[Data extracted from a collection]

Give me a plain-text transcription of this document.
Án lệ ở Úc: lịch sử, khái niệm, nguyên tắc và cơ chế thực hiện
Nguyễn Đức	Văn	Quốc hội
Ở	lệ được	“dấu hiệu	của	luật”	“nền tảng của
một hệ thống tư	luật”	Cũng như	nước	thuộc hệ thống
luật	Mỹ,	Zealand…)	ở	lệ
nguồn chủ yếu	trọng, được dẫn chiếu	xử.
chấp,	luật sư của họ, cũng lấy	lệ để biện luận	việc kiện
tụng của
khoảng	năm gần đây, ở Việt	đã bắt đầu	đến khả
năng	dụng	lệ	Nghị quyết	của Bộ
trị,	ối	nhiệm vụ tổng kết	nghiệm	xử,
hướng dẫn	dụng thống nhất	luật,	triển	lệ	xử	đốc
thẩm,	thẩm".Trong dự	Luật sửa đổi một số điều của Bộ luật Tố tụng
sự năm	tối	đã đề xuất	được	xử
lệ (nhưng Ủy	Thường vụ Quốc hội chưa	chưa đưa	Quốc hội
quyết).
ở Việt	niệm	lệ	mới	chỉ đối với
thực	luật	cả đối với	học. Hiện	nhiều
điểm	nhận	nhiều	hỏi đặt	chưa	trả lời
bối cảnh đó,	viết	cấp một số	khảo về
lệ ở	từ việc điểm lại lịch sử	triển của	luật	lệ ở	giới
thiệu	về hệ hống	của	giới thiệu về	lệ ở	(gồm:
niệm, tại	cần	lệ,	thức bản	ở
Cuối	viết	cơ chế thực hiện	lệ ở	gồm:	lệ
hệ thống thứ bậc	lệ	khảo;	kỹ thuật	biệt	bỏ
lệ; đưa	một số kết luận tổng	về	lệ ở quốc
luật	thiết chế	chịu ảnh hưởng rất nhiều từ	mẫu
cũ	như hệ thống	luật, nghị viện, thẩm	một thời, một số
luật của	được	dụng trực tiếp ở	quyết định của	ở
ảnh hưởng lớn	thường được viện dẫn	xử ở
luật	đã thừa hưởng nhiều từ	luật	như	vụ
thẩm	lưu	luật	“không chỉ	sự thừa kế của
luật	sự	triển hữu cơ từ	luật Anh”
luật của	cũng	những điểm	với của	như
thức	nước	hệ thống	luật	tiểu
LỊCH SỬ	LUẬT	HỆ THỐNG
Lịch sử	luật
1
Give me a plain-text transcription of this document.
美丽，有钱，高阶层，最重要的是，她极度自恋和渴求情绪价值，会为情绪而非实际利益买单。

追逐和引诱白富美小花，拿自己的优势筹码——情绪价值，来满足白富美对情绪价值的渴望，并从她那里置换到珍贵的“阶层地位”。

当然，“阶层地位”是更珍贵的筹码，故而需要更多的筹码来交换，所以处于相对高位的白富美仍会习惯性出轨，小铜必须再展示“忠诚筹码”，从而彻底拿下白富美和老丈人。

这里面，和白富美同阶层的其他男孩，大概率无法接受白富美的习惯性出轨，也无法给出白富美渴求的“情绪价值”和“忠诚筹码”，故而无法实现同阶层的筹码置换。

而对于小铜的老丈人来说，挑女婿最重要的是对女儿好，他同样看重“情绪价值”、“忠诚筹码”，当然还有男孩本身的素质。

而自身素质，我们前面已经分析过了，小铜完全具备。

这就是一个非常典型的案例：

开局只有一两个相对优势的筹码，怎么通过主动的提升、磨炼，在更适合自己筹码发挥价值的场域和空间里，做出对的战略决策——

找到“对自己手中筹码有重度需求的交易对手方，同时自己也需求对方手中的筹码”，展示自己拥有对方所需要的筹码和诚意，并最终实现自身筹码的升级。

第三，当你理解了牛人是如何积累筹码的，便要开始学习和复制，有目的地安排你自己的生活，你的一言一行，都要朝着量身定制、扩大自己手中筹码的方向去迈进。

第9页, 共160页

• [What you will do]
Copy out each record exactly as given, omitting none.

• [Result for this exercise]
Give me a plain-text transcription of this document.
Án lệ ở Úc: lịch sử, khái niệm, nguyên tắc và cơ chế thực hiện
Nguyễn Đức	Văn	Quốc hội
Ở	lệ được	“dấu hiệu	của	luật”	“nền tảng của
một hệ thống tư	luật”	Cũng như	nước	thuộc hệ thống
luật	Mỹ,	Zealand…)	ở	lệ
nguồn chủ yếu	trọng, được dẫn chiếu	xử.
chấp,	luật sư của họ, cũng lấy	lệ để biện luận	việc kiện
tụng của
khoảng	năm gần đây, ở Việt	đã bắt đầu	đến khả
năng	dụng	lệ	Nghị quyết	của Bộ
trị,	ối	nhiệm vụ tổng kết	nghiệm	xử,
hướng dẫn	dụng thống nhất	luật,	triển	lệ	xử	đốc
thẩm,	thẩm".Trong dự	Luật sửa đổi một số điều của Bộ luật Tố tụng
sự năm	tối	đã đề xuất	được	xử
lệ (nhưng Ủy	Thường vụ Quốc hội chưa	chưa đưa	Quốc hội
quyết).
ở Việt	niệm	lệ	mới	chỉ đối với
thực	luật	cả đối với	học. Hiện	nhiều
điểm	nhận	nhiều	hỏi đặt	chưa	trả lời
bối cảnh đó,	viết	cấp một số	khảo về
lệ ở	từ việc điểm lại lịch sử	triển của	luật	lệ ở	giới
thiệu	về hệ hống	của	giới thiệu về	lệ ở	(gồm:
niệm, tại	cần	lệ,	thức bản	ở
Cuối	viết	cơ chế thực hiện	lệ ở	gồm:	lệ
hệ thống thứ bậc	lệ	khảo;	kỹ thuật	biệt	bỏ
lệ; đưa	một số kết luận tổng	về	lệ ở quốc
luật	thiết chế	chịu ảnh hưởng rất nhiều từ	mẫu
cũ	như hệ thống	luật, nghị viện, thẩm	một thời, một số
luật của	được	dụng trực tiếp ở	quyết định của	ở
ảnh hưởng lớn	thường được viện dẫn	xử ở
luật	đã thừa hưởng nhiều từ	luật	như	vụ
thẩm	lưu	luật	“không chỉ	sự thừa kế của
luật	sự	triển hữu cơ từ	luật Anh”
luật của	cũng	những điểm	với của	như
thức	nước	hệ thống	luật	tiểu
LỊCH SỬ	LUẬT	HỆ THỐNG
Lịch sử	luật
1
Give me a plain-text transcription of this document.
美丽，有钱，高阶层，最重要的是，她极度自恋和渴求情绪价值，会为情绪而非实际利益买单。

追逐和引诱白富美小花，拿自己的优势筹码——情绪价值，来满足白富美对情绪价值的渴望，并从她那里置换到珍贵的“阶层地位”。

当然，“阶层地位”是更珍贵的筹码，故而需要更多的筹码来交换，所以处于相对高位的白富美仍会习惯性出轨，小铜必须再展示“忠诚筹码”，从而彻底拿下白富美和老丈人。

这里面，和白富美同阶层的其他男孩，大概率无法接受白富美的习惯性出轨，也无法给出白富美渴求的“情绪价值”和“忠诚筹码”，故而无法实现同阶层的筹码置换。

而对于小铜的老丈人来说，挑女婿最重要的是对女儿好，他同样看重“情绪价值”、“忠诚筹码”，当然还有男孩本身的素质。

而自身素质，我们前面已经分析过了，小铜完全具备。

这就是一个非常典型的案例：

开局只有一两个相对优势的筹码，怎么通过主动的提升、磨炼，在更适合自己筹码发挥价值的场域和空间里，做出对的战略决策——

找到“对自己手中筹码有重度需求的交易对手方，同时自己也需求对方手中的筹码”，展示自己拥有对方所需要的筹码和诚意，并最终实现自身筹码的升级。

第三，当你理解了牛人是如何积累筹码的，便要开始学习和复制，有目的地安排你自己的生活，你的一言一行，都要朝着量身定制、扩大自己手中筹码的方向去迈进。

第9页, 共160页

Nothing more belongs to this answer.